● WHAT YOU NEED TO DO: Identify and copy all lines of the material where the string "labels" is found.

● RECORDS SUPPLIED:
## start

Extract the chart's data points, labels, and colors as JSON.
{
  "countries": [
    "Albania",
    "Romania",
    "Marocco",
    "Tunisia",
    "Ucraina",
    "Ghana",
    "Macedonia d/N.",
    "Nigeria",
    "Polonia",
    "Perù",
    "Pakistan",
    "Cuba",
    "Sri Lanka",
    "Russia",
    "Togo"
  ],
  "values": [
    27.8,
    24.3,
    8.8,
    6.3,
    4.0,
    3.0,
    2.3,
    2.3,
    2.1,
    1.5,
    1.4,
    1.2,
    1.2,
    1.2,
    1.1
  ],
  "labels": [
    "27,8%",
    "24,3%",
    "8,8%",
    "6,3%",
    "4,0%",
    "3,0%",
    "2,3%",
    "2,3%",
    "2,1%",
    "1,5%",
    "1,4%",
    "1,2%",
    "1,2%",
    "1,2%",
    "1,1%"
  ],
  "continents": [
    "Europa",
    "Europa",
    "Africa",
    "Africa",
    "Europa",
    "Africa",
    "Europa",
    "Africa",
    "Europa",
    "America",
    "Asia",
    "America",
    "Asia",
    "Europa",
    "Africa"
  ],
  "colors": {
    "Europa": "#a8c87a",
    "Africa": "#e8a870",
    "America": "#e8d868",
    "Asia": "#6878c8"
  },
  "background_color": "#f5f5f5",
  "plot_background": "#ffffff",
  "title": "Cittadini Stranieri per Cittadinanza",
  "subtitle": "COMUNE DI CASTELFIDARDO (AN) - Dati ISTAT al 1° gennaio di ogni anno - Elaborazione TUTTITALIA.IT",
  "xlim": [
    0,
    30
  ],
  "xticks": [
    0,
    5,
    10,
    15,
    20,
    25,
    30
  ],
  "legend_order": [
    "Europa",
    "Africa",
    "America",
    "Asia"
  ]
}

## end

● EXERCISE RESULT:
Extract the chart's data points, labels, and colors as JSON.
  "labels": [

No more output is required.